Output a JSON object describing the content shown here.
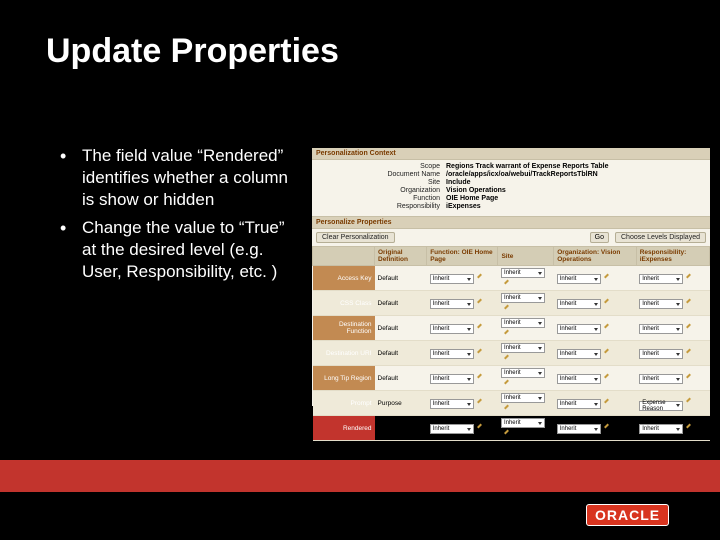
{
  "title": "Update Properties",
  "bullets": [
    "The field value “Rendered” identifies whether a column is show or hidden",
    "Change the value to “True” at the desired level (e.g. User, Responsibility, etc. )"
  ],
  "context": {
    "header": "Personalization Context",
    "rows": [
      {
        "label": "Scope",
        "value": "Regions Track warrant of Expense Reports Table"
      },
      {
        "label": "Document Name",
        "value": "/oracle/apps/icx/oa/webui/TrackReportsTblRN"
      },
      {
        "label": "Site",
        "value": "Include"
      },
      {
        "label": "Organization",
        "value": "Vision Operations"
      },
      {
        "label": "Function",
        "value": "OIE Home Page"
      },
      {
        "label": "Responsibility",
        "value": "iExpenses"
      }
    ]
  },
  "properties": {
    "header": "Personalize Properties",
    "clear_button": "Clear Personalization",
    "go_button": "Go",
    "levels_button": "Choose Levels Displayed",
    "columns": [
      "",
      "Original Definition",
      "Function: OIE Home Page",
      "Site",
      "Organization: Vision Operations",
      "Responsibility: iExpenses"
    ],
    "rows": [
      {
        "label": "Access Key",
        "highlight": false,
        "orig": "Default",
        "cells": [
          "Inherit",
          "Inherit",
          "Inherit",
          "Inherit"
        ]
      },
      {
        "label": "CSS Class",
        "highlight": false,
        "orig": "Default",
        "cells": [
          "Inherit",
          "Inherit",
          "Inherit",
          "Inherit"
        ]
      },
      {
        "label": "Destination Function",
        "highlight": false,
        "orig": "Default",
        "cells": [
          "Inherit",
          "Inherit",
          "Inherit",
          "Inherit"
        ]
      },
      {
        "label": "Destination URI",
        "highlight": false,
        "orig": "Default",
        "cells": [
          "Inherit",
          "Inherit",
          "Inherit",
          "Inherit"
        ]
      },
      {
        "label": "Long Tip Region",
        "highlight": false,
        "orig": "Default",
        "cells": [
          "Inherit",
          "Inherit",
          "Inherit",
          "Inherit"
        ]
      },
      {
        "label": "Prompt",
        "highlight": false,
        "orig": "Purpose",
        "cells": [
          "Inherit",
          "Inherit",
          "Inherit",
          "Expense Reason"
        ]
      },
      {
        "label": "Rendered",
        "highlight": true,
        "orig": "true",
        "cells": [
          "Inherit",
          "Inherit",
          "Inherit",
          "Inherit"
        ]
      }
    ]
  },
  "logo_text": "ORACLE",
  "colors": {
    "red_bar": "#c2342d",
    "screenshot_bg": "#f6f3ea",
    "section_header": "#d9d0b8",
    "grid_header": "#d4cdb5",
    "rowlabel_bg": "#c28a52",
    "oracle_red": "#d8341f"
  }
}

···

[Your goal]: Quote all of the entries word for word, omitting any pictures.

[Exercise response]:
Output a JSON object describing the content shown here.
{
  "title": "Update Properties",
  "bullets": [
    "The field value “Rendered” identifies whether a column is show or hidden",
    "Change the value to “True” at the desired level (e.g. User, Responsibility, etc. )"
  ],
  "context": {
    "header": "Personalization Context",
    "rows": [
      {
        "label": "Scope",
        "value": "Regions Track warrant of Expense Reports Table"
      },
      {
        "label": "Document Name",
        "value": "/oracle/apps/icx/oa/webui/TrackReportsTblRN"
      },
      {
        "label": "Site",
        "value": "Include"
      },
      {
        "label": "Organization",
        "value": "Vision Operations"
      },
      {
        "label": "Function",
        "value": "OIE Home Page"
      },
      {
        "label": "Responsibility",
        "value": "iExpenses"
      }
    ]
  },
  "properties": {
    "header": "Personalize Properties",
    "clear_button": "Clear Personalization",
    "go_button": "Go",
    "levels_button": "Choose Levels Displayed",
    "columns": [
      "",
      "Original Definition",
      "Function: OIE Home Page",
      "Site",
      "Organization: Vision Operations",
      "Responsibility: iExpenses"
    ],
    "rows": [
      {
        "label": "Access Key",
        "highlight": false,
        "orig": "Default",
        "cells": [
          "Inherit",
          "Inherit",
          "Inherit",
          "Inherit"
        ]
      },
      {
        "label": "CSS Class",
        "highlight": false,
        "orig": "Default",
        "cells": [
          "Inherit",
          "Inherit",
          "Inherit",
          "Inherit"
        ]
      },
      {
        "label": "Destination Function",
        "highlight": false,
        "orig": "Default",
        "cells": [
          "Inherit",
          "Inherit",
          "Inherit",
          "Inherit"
        ]
      },
      {
        "label": "Destination URI",
        "highlight": false,
        "orig": "Default",
        "cells": [
          "Inherit",
          "Inherit",
          "Inherit",
          "Inherit"
        ]
      },
      {
        "label": "Long Tip Region",
        "highlight": false,
        "orig": "Default",
        "cells": [
          "Inherit",
          "Inherit",
          "Inherit",
          "Inherit"
        ]
      },
      {
        "label": "Prompt",
        "highlight": false,
        "orig": "Purpose",
        "cells": [
          "Inherit",
          "Inherit",
          "Inherit",
          "Expense Reason"
        ]
      },
      {
        "label": "Rendered",
        "highlight": true,
        "orig": "true",
        "cells": [
          "Inherit",
          "Inherit",
          "Inherit",
          "Inherit"
        ]
      }
    ]
  },
  "logo_text": "ORACLE",
  "colors": {
    "red_bar": "#c2342d",
    "screenshot_bg": "#f6f3ea",
    "section_header": "#d9d0b8",
    "grid_header": "#d4cdb5",
    "rowlabel_bg": "#c28a52",
    "oracle_red": "#d8341f"
  }
}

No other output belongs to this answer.